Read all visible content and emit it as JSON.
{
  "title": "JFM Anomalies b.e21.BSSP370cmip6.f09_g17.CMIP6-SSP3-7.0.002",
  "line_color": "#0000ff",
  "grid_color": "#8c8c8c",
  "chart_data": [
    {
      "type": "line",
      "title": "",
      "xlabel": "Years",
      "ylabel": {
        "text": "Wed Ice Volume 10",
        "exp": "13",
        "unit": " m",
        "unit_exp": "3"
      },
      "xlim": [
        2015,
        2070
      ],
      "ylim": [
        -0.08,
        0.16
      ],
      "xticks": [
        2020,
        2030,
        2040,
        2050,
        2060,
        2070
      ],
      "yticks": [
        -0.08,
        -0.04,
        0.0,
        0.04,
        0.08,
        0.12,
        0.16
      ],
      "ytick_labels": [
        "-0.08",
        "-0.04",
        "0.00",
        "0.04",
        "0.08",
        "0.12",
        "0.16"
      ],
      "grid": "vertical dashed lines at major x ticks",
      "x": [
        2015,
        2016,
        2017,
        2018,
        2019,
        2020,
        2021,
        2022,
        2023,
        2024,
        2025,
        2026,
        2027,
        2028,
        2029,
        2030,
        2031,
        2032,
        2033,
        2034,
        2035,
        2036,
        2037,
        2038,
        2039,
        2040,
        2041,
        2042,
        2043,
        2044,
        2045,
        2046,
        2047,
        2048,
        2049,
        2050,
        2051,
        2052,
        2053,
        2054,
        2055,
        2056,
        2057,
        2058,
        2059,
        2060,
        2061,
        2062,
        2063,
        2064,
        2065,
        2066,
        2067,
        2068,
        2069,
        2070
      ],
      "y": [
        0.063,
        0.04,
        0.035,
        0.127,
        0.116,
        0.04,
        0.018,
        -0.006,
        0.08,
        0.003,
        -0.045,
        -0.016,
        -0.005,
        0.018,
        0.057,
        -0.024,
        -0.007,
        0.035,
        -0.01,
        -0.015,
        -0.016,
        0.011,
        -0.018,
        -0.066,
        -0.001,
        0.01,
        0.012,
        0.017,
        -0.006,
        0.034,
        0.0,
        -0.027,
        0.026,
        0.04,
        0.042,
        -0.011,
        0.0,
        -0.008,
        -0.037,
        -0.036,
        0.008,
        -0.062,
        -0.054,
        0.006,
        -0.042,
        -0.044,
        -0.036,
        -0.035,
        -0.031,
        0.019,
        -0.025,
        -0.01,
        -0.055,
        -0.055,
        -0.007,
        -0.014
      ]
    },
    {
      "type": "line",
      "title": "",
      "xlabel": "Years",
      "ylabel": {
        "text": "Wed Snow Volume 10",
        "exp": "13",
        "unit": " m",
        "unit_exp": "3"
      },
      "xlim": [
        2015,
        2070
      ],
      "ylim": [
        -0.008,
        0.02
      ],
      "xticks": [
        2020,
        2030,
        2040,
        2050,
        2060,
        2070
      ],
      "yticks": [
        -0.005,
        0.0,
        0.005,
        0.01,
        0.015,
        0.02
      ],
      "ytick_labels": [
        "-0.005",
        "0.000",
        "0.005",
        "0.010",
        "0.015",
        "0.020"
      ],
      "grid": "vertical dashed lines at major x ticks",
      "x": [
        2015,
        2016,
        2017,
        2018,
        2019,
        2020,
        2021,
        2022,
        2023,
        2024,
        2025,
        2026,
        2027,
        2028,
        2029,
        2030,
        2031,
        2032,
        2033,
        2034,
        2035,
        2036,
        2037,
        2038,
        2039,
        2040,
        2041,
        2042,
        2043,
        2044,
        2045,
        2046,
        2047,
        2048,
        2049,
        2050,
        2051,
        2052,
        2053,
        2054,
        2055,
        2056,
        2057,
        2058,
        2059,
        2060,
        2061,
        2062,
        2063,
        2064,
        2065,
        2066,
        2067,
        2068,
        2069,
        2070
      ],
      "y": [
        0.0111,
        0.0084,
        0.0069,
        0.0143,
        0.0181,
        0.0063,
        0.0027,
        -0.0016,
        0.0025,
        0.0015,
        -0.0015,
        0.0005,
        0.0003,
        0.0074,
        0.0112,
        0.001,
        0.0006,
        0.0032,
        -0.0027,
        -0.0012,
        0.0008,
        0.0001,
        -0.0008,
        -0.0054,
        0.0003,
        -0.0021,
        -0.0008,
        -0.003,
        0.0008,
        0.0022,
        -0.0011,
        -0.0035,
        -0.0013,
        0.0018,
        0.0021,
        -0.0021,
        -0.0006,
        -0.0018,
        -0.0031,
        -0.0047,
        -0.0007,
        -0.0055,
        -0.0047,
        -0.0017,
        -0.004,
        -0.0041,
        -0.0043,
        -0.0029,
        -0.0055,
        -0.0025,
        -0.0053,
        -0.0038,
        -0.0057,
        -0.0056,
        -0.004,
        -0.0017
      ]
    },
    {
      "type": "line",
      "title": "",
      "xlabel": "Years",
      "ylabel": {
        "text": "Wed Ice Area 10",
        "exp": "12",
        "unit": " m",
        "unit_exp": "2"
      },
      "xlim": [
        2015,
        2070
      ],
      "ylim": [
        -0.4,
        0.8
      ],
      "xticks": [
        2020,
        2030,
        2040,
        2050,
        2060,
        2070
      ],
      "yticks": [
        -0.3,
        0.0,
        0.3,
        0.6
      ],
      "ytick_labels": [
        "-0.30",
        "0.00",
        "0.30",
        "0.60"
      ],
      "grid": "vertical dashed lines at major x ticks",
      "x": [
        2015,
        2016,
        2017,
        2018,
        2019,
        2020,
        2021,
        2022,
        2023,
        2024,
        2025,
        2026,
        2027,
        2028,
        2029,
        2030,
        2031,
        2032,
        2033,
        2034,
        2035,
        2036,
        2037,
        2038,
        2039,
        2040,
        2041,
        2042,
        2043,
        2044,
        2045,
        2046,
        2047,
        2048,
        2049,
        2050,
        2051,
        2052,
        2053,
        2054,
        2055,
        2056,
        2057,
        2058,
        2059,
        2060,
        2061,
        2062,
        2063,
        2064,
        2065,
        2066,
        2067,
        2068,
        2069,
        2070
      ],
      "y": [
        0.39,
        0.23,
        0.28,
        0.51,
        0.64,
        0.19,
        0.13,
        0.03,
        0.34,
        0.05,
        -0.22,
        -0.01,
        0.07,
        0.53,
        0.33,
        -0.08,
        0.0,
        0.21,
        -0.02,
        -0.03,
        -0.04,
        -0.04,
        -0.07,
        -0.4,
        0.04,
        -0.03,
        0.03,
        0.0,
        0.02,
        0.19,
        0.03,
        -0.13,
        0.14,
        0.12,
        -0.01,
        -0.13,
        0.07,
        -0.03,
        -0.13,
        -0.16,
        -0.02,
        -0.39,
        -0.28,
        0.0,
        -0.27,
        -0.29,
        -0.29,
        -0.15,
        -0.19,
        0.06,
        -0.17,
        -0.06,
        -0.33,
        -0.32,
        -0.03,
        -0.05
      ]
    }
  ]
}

========

### Task statement
Restate all of the entries exactly, please.

### Answer to the problem
Read all visible content and emit it as JSON.
{
  "title": "JFM Anomalies b.e21.BSSP370cmip6.f09_g17.CMIP6-SSP3-7.0.002",
  "line_color": "#0000ff",
  "grid_color": "#8c8c8c",
  "chart_data": [
    {
      "type": "line",
      "title": "",
      "xlabel": "Years",
      "ylabel": {
        "text": "Wed Ice Volume 10",
        "exp": "13",
        "unit": " m",
        "unit_exp": "3"
      },
      "xlim": [
        2015,
        2070
      ],
      "ylim": [
        -0.08,
        0.16
      ],
      "xticks": [
        2020,
        2030,
        2040,
        2050,
        2060,
        2070
      ],
      "yticks": [
        -0.08,
        -0.04,
        0.0,
        0.04,
        0.08,
        0.12,
        0.16
      ],
      "ytick_labels": [
        "-0.08",
        "-0.04",
        "0.00",
        "0.04",
        "0.08",
        "0.12",
        "0.16"
      ],
      "grid": "vertical dashed lines at major x ticks",
      "x": [
        2015,
        2016,
        2017,
        2018,
        2019,
        2020,
        2021,
        2022,
        2023,
        2024,
        2025,
        2026,
        2027,
        2028,
        2029,
        2030,
        2031,
        2032,
        2033,
        2034,
        2035,
        2036,
        2037,
        2038,
        2039,
        2040,
        2041,
        2042,
        2043,
        2044,
        2045,
        2046,
        2047,
        2048,
        2049,
        2050,
        2051,
        2052,
        2053,
        2054,
        2055,
        2056,
        2057,
        2058,
        2059,
        2060,
        2061,
        2062,
        2063,
        2064,
        2065,
        2066,
        2067,
        2068,
        2069,
        2070
      ],
      "y": [
        0.063,
        0.04,
        0.035,
        0.127,
        0.116,
        0.04,
        0.018,
        -0.006,
        0.08,
        0.003,
        -0.045,
        -0.016,
        -0.005,
        0.018,
        0.057,
        -0.024,
        -0.007,
        0.035,
        -0.01,
        -0.015,
        -0.016,
        0.011,
        -0.018,
        -0.066,
        -0.001,
        0.01,
        0.012,
        0.017,
        -0.006,
        0.034,
        0.0,
        -0.027,
        0.026,
        0.04,
        0.042,
        -0.011,
        0.0,
        -0.008,
        -0.037,
        -0.036,
        0.008,
        -0.062,
        -0.054,
        0.006,
        -0.042,
        -0.044,
        -0.036,
        -0.035,
        -0.031,
        0.019,
        -0.025,
        -0.01,
        -0.055,
        -0.055,
        -0.007,
        -0.014
      ]
    },
    {
      "type": "line",
      "title": "",
      "xlabel": "Years",
      "ylabel": {
        "text": "Wed Snow Volume 10",
        "exp": "13",
        "unit": " m",
        "unit_exp": "3"
      },
      "xlim": [
        2015,
        2070
      ],
      "ylim": [
        -0.008,
        0.02
      ],
      "xticks": [
        2020,
        2030,
        2040,
        2050,
        2060,
        2070
      ],
      "yticks": [
        -0.005,
        0.0,
        0.005,
        0.01,
        0.015,
        0.02
      ],
      "ytick_labels": [
        "-0.005",
        "0.000",
        "0.005",
        "0.010",
        "0.015",
        "0.020"
      ],
      "grid": "vertical dashed lines at major x ticks",
      "x": [
        2015,
        2016,
        2017,
        2018,
        2019,
        2020,
        2021,
        2022,
        2023,
        2024,
        2025,
        2026,
        2027,
        2028,
        2029,
        2030,
        2031,
        2032,
        2033,
        2034,
        2035,
        2036,
        2037,
        2038,
        2039,
        2040,
        2041,
        2042,
        2043,
        2044,
        2045,
        2046,
        2047,
        2048,
        2049,
        2050,
        2051,
        2052,
        2053,
        2054,
        2055,
        2056,
        2057,
        2058,
        2059,
        2060,
        2061,
        2062,
        2063,
        2064,
        2065,
        2066,
        2067,
        2068,
        2069,
        2070
      ],
      "y": [
        0.0111,
        0.0084,
        0.0069,
        0.0143,
        0.0181,
        0.0063,
        0.0027,
        -0.0016,
        0.0025,
        0.0015,
        -0.0015,
        0.0005,
        0.0003,
        0.0074,
        0.0112,
        0.001,
        0.0006,
        0.0032,
        -0.0027,
        -0.0012,
        0.0008,
        0.0001,
        -0.0008,
        -0.0054,
        0.0003,
        -0.0021,
        -0.0008,
        -0.003,
        0.0008,
        0.0022,
        -0.0011,
        -0.0035,
        -0.0013,
        0.0018,
        0.0021,
        -0.0021,
        -0.0006,
        -0.0018,
        -0.0031,
        -0.0047,
        -0.0007,
        -0.0055,
        -0.0047,
        -0.0017,
        -0.004,
        -0.0041,
        -0.0043,
        -0.0029,
        -0.0055,
        -0.0025,
        -0.0053,
        -0.0038,
        -0.0057,
        -0.0056,
        -0.004,
        -0.0017
      ]
    },
    {
      "type": "line",
      "title": "",
      "xlabel": "Years",
      "ylabel": {
        "text": "Wed Ice Area 10",
        "exp": "12",
        "unit": " m",
        "unit_exp": "2"
      },
      "xlim": [
        2015,
        2070
      ],
      "ylim": [
        -0.4,
        0.8
      ],
      "xticks": [
        2020,
        2030,
        2040,
        2050,
        2060,
        2070
      ],
      "yticks": [
        -0.3,
        0.0,
        0.3,
        0.6
      ],
      "ytick_labels": [
        "-0.30",
        "0.00",
        "0.30",
        "0.60"
      ],
      "grid": "vertical dashed lines at major x ticks",
      "x": [
        2015,
        2016,
        2017,
        2018,
        2019,
        2020,
        2021,
        2022,
        2023,
        2024,
        2025,
        2026,
        2027,
        2028,
        2029,
        2030,
        2031,
        2032,
        2033,
        2034,
        2035,
        2036,
        2037,
        2038,
        2039,
        2040,
        2041,
        2042,
        2043,
        2044,
        2045,
        2046,
        2047,
        2048,
        2049,
        2050,
        2051,
        2052,
        2053,
        2054,
        2055,
        2056,
        2057,
        2058,
        2059,
        2060,
        2061,
        2062,
        2063,
        2064,
        2065,
        2066,
        2067,
        2068,
        2069,
        2070
      ],
      "y": [
        0.39,
        0.23,
        0.28,
        0.51,
        0.64,
        0.19,
        0.13,
        0.03,
        0.34,
        0.05,
        -0.22,
        -0.01,
        0.07,
        0.53,
        0.33,
        -0.08,
        0.0,
        0.21,
        -0.02,
        -0.03,
        -0.04,
        -0.04,
        -0.07,
        -0.4,
        0.04,
        -0.03,
        0.03,
        0.0,
        0.02,
        0.19,
        0.03,
        -0.13,
        0.14,
        0.12,
        -0.01,
        -0.13,
        0.07,
        -0.03,
        -0.13,
        -0.16,
        -0.02,
        -0.39,
        -0.28,
        0.0,
        -0.27,
        -0.29,
        -0.29,
        -0.15,
        -0.19,
        0.06,
        -0.17,
        -0.06,
        -0.33,
        -0.32,
        -0.03,
        -0.05
      ]
    }
  ]
}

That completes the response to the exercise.